### Extracted information
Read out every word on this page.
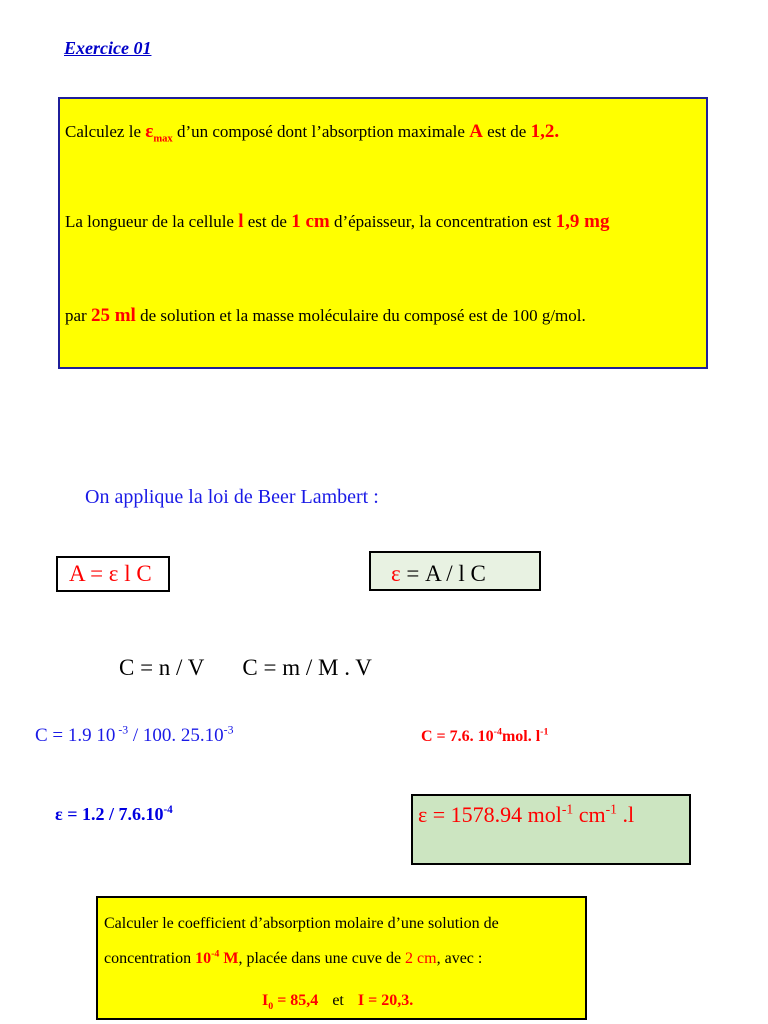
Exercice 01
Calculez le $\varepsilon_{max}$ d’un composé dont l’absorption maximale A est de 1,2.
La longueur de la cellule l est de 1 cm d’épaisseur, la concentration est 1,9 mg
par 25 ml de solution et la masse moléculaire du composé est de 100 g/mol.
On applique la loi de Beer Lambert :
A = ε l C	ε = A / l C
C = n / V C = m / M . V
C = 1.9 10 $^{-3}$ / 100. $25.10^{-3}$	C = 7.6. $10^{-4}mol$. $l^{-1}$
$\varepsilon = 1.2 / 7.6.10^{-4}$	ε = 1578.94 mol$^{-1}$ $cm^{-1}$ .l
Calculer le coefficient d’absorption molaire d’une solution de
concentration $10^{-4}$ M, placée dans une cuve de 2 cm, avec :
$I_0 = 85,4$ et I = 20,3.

==

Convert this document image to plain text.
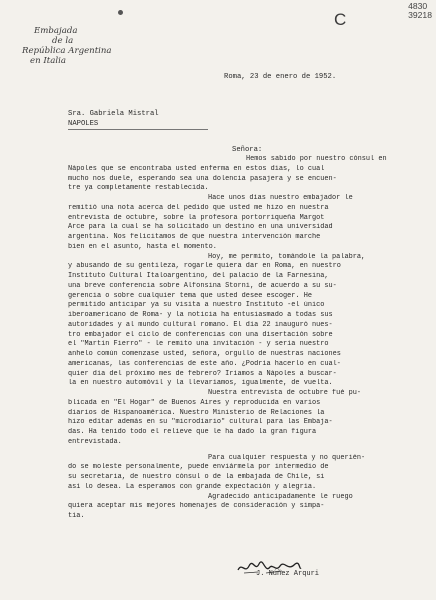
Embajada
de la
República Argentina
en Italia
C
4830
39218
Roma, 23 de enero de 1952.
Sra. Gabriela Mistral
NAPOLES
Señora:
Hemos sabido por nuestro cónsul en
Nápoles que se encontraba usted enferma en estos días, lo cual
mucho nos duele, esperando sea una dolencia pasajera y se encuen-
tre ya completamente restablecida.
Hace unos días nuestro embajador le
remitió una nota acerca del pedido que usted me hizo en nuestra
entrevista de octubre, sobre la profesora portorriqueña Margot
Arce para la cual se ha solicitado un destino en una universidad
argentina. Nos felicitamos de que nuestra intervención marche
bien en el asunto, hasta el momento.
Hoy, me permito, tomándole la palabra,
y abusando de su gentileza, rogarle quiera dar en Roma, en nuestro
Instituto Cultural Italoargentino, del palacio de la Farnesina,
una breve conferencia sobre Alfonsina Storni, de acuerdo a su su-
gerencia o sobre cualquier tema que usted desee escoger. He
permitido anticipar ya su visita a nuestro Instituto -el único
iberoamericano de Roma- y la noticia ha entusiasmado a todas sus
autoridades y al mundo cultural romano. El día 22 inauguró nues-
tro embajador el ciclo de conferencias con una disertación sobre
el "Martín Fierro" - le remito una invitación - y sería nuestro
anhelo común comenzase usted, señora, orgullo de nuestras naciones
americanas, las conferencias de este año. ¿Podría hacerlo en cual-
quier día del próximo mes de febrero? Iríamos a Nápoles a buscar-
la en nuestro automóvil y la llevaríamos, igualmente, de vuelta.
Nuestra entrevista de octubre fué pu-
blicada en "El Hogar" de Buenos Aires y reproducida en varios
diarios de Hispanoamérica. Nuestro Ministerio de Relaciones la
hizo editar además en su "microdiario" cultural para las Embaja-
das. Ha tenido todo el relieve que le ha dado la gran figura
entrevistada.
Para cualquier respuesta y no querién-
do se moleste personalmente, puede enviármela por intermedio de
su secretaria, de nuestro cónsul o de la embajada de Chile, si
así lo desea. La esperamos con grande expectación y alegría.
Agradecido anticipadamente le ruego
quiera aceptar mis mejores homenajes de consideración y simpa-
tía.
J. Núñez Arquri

---

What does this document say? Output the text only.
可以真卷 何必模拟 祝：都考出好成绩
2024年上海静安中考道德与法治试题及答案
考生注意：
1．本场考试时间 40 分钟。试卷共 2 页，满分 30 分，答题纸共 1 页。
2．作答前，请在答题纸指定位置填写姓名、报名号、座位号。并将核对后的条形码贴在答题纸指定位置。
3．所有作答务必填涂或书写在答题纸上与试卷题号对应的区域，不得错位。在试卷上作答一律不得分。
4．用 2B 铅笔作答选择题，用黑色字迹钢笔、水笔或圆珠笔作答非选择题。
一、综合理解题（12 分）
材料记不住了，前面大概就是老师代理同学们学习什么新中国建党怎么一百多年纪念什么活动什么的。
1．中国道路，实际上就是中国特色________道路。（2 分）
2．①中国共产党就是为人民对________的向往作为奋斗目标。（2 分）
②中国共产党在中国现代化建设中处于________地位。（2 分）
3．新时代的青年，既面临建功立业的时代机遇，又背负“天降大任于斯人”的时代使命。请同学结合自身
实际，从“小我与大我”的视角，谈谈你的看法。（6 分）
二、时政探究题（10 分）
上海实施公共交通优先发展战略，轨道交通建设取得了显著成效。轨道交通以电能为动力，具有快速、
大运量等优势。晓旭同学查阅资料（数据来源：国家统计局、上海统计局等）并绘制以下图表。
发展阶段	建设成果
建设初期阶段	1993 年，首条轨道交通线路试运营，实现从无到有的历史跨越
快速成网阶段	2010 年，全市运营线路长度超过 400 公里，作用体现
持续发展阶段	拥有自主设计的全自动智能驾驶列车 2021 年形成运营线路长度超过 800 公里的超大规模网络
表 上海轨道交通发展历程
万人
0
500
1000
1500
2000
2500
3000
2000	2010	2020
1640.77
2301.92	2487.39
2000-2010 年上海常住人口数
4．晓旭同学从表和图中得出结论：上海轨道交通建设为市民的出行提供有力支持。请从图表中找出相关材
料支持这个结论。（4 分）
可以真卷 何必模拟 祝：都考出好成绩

### What you should do
Search the records for the string "quiera" and return every line in which it occurs.

### Final result
y abusando de su gentileza, rogarle quiera dar en Roma, en nuestro
quiera aceptar mis mejores homenajes de consideración y simpa-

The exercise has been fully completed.